Work to be completed:
Locate every line in the material below that has the word "this". Copy each of those lines.

** START Records **

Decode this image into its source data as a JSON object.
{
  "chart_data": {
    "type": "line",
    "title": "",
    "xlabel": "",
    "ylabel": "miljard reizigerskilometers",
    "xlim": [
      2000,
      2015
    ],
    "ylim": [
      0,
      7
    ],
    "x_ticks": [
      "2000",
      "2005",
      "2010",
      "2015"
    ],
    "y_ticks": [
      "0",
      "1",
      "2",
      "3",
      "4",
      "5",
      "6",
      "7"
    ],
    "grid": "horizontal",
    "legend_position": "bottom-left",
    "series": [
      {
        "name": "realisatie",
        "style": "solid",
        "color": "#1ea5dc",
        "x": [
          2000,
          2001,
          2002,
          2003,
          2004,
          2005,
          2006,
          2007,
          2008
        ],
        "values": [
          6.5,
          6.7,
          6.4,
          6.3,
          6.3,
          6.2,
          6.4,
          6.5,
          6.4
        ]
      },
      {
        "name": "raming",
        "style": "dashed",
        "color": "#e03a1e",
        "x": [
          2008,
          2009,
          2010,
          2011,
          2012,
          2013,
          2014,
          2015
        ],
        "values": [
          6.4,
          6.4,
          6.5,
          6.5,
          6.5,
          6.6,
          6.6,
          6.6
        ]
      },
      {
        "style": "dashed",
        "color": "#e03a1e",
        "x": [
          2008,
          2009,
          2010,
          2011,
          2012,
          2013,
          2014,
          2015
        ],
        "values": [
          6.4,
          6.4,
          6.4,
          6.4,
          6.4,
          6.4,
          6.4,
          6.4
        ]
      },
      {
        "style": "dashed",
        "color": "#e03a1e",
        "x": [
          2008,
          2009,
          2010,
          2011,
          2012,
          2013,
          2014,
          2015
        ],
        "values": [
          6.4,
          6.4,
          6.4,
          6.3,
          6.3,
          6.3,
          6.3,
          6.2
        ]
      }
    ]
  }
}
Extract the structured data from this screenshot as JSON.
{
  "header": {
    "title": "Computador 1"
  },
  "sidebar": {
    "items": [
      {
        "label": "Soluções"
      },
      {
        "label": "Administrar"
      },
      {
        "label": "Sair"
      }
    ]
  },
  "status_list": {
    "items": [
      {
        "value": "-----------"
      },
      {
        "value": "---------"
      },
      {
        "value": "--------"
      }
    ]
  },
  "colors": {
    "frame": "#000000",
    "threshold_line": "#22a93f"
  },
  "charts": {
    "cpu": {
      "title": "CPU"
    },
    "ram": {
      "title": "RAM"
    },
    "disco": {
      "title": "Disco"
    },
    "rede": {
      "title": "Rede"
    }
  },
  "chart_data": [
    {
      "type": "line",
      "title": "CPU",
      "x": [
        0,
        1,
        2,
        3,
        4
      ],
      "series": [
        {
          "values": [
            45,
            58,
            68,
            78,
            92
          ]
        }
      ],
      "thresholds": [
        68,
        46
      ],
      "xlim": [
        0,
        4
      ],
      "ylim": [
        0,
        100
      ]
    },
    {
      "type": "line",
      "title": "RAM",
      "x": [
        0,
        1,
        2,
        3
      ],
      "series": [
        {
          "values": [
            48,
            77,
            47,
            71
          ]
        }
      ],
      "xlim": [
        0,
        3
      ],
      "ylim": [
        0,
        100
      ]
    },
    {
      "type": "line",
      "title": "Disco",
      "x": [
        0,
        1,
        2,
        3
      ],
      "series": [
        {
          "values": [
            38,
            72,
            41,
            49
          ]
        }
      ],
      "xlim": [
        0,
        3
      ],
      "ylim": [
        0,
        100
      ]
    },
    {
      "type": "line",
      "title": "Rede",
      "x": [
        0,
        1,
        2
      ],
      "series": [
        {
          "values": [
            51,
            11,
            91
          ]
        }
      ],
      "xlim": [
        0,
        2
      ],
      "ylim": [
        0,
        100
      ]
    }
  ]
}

** END Records **

Answer to the problem:
Decode this image into its source data as a JSON object.
Extract the structured data from this screenshot as JSON.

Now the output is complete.